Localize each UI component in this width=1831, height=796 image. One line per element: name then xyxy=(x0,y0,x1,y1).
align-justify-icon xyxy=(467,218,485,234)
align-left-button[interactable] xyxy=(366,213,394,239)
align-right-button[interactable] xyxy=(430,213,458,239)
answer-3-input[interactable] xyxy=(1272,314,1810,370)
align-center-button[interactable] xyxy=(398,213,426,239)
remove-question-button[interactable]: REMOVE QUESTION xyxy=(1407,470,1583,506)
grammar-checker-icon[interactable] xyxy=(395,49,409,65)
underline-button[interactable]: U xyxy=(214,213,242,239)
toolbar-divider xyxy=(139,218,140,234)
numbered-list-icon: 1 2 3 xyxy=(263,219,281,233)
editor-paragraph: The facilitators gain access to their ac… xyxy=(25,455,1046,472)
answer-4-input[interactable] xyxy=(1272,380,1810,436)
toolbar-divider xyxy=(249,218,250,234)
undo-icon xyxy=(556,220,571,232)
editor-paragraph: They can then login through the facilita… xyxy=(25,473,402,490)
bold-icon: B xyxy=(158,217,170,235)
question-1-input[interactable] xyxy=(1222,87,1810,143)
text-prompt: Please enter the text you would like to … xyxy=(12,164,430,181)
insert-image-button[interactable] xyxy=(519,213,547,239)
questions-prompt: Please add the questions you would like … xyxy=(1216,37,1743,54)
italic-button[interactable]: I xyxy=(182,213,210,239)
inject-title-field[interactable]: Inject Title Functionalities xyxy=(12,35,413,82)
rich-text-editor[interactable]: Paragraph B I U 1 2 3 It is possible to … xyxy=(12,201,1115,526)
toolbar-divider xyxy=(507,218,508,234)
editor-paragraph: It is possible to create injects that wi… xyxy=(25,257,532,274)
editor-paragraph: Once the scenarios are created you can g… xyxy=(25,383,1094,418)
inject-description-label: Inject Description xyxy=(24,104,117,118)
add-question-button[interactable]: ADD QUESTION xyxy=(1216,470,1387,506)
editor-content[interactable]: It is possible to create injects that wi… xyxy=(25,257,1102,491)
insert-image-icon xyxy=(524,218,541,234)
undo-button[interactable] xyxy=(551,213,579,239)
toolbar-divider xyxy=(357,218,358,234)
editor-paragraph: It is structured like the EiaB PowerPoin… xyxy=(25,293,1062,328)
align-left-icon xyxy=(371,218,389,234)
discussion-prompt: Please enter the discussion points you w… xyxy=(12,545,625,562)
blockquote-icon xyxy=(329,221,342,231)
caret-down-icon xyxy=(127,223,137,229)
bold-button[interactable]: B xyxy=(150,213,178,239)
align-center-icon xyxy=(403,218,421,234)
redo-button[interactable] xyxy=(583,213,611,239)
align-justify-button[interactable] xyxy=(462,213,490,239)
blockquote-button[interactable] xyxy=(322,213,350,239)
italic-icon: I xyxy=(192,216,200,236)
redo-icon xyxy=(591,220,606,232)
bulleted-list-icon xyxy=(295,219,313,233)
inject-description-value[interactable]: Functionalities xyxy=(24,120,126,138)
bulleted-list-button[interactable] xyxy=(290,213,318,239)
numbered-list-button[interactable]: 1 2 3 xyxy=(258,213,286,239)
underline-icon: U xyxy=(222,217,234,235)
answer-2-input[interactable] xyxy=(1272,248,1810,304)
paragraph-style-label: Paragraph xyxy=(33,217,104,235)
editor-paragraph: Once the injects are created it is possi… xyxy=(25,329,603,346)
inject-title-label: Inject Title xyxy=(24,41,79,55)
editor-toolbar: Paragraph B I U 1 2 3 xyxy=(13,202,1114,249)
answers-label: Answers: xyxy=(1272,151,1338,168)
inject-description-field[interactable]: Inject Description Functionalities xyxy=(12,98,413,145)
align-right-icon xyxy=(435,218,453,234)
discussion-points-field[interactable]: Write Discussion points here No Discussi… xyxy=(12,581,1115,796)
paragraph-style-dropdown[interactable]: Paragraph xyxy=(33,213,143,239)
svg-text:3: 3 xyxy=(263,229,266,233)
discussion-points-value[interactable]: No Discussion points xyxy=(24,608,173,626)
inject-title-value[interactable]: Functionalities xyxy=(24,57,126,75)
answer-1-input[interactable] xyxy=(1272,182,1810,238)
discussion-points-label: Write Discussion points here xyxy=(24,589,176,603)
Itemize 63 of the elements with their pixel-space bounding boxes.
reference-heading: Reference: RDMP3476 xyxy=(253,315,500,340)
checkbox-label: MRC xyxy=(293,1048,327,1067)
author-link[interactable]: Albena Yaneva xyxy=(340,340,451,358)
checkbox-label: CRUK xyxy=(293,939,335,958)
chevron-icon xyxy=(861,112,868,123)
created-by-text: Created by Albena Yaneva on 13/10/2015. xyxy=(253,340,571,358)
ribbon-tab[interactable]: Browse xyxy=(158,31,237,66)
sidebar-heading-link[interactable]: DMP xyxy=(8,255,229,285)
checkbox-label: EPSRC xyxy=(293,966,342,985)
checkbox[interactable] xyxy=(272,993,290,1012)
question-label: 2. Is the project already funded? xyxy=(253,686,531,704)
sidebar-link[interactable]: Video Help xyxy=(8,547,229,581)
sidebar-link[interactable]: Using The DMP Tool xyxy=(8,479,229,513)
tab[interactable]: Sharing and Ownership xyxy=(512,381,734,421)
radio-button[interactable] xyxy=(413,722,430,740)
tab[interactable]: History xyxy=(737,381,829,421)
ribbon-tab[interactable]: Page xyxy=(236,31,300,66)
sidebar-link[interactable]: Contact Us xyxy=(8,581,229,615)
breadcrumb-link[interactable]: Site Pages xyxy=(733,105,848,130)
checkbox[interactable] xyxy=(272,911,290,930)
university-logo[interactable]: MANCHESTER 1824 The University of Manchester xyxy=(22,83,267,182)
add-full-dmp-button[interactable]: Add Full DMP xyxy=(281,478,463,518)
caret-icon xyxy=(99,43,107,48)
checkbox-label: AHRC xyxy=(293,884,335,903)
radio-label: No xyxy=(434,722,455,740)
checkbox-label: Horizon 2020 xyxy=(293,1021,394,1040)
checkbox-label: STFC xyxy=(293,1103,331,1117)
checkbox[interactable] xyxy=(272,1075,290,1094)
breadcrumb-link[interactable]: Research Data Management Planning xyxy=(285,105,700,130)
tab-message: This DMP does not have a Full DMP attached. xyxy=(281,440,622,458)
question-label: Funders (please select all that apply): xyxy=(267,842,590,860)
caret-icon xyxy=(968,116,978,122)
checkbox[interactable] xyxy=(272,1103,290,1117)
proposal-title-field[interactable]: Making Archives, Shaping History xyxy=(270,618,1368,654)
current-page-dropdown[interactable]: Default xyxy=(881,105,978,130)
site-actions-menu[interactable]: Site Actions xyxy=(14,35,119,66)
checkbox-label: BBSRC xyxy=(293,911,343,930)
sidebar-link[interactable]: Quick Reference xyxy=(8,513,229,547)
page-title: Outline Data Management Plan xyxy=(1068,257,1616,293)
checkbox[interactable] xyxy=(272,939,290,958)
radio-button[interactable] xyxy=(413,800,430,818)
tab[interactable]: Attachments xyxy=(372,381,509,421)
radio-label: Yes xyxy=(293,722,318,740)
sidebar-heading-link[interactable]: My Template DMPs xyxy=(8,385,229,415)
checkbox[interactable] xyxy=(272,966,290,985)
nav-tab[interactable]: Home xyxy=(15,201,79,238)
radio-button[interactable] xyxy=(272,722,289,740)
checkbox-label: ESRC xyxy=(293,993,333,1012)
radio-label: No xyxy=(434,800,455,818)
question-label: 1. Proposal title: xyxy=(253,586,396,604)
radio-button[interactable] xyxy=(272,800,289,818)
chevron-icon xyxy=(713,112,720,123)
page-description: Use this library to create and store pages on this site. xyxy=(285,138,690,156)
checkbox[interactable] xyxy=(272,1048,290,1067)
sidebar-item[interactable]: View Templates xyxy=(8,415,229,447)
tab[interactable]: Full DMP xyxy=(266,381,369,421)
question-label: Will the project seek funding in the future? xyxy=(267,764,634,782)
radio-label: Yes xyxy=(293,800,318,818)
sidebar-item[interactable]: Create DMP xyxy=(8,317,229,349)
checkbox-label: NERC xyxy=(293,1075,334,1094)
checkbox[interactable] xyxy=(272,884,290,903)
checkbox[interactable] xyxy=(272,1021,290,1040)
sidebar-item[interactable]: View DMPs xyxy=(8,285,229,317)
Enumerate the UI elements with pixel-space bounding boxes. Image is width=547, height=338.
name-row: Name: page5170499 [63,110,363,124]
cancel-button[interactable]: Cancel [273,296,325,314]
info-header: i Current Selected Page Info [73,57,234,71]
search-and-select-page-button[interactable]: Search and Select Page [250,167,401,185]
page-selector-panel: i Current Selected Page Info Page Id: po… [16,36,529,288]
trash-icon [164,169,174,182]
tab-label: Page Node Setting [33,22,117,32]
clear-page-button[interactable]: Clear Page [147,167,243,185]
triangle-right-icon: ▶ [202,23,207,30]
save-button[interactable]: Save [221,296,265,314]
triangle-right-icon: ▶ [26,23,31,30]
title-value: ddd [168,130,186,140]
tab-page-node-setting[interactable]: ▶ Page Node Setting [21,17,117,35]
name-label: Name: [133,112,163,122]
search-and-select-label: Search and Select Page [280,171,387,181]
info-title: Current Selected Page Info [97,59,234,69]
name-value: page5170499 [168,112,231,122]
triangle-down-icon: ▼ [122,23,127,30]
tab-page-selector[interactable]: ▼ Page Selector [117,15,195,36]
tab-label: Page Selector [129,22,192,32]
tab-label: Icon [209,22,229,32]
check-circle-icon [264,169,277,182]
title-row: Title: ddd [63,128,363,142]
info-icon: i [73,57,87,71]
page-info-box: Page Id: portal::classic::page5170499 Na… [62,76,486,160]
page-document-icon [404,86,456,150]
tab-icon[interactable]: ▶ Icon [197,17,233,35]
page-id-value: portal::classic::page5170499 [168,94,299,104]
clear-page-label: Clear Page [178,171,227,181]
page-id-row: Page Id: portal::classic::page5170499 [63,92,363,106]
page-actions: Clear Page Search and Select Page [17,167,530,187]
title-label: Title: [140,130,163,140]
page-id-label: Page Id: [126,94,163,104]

------------------------------------------------------------

| PROBLEM TO SOLVE |
Please rewrite the lines from the first one through the line containing "align-left-icon xyxy=(371,218,389,234)", changing every "toolbar-divider" to "toolbar-separator" and keeping all else unchanged. Return only those lines.

| REPLY TO THE TASK |
Localize each UI component in this width=1831, height=796 image. One line per element: name then xyxy=(x0,y0,x1,y1).
align-justify-icon xyxy=(467,218,485,234)
align-left-button[interactable] xyxy=(366,213,394,239)
align-right-button[interactable] xyxy=(430,213,458,239)
answer-3-input[interactable] xyxy=(1272,314,1810,370)
align-center-button[interactable] xyxy=(398,213,426,239)
remove-question-button[interactable]: REMOVE QUESTION xyxy=(1407,470,1583,506)
grammar-checker-icon[interactable] xyxy=(395,49,409,65)
underline-button[interactable]: U xyxy=(214,213,242,239)
toolbar-separator xyxy=(139,218,140,234)
numbered-list-icon: 1 2 3 xyxy=(263,219,281,233)
editor-paragraph: The facilitators gain access to their ac… xyxy=(25,455,1046,472)
answer-4-input[interactable] xyxy=(1272,380,1810,436)
toolbar-separator xyxy=(249,218,250,234)
undo-icon xyxy=(556,220,571,232)
editor-paragraph: They can then login through the facilita… xyxy=(25,473,402,490)
bold-icon: B xyxy=(158,217,170,235)
question-1-input[interactable] xyxy=(1222,87,1810,143)
text-prompt: Please enter the text you would like to … xyxy=(12,164,430,181)
insert-image-button[interactable] xyxy=(519,213,547,239)
questions-prompt: Please add the questions you would like … xyxy=(1216,37,1743,54)
italic-button[interactable]: I xyxy=(182,213,210,239)
inject-title-field[interactable]: Inject Title Functionalities xyxy=(12,35,413,82)
rich-text-editor[interactable]: Paragraph B I U 1 2 3 It is possible to … xyxy=(12,201,1115,526)
toolbar-separator xyxy=(507,218,508,234)
editor-paragraph: It is possible to create injects that wi… xyxy=(25,257,532,274)
editor-paragraph: Once the scenarios are created you can g… xyxy=(25,383,1094,418)
inject-description-label: Inject Description xyxy=(24,104,117,118)
add-question-button[interactable]: ADD QUESTION xyxy=(1216,470,1387,506)
editor-content[interactable]: It is possible to create injects that wi… xyxy=(25,257,1102,491)
insert-image-icon xyxy=(524,218,541,234)
undo-button[interactable] xyxy=(551,213,579,239)
toolbar-separator xyxy=(357,218,358,234)
editor-paragraph: It is structured like the EiaB PowerPoin… xyxy=(25,293,1062,328)
align-left-icon xyxy=(371,218,389,234)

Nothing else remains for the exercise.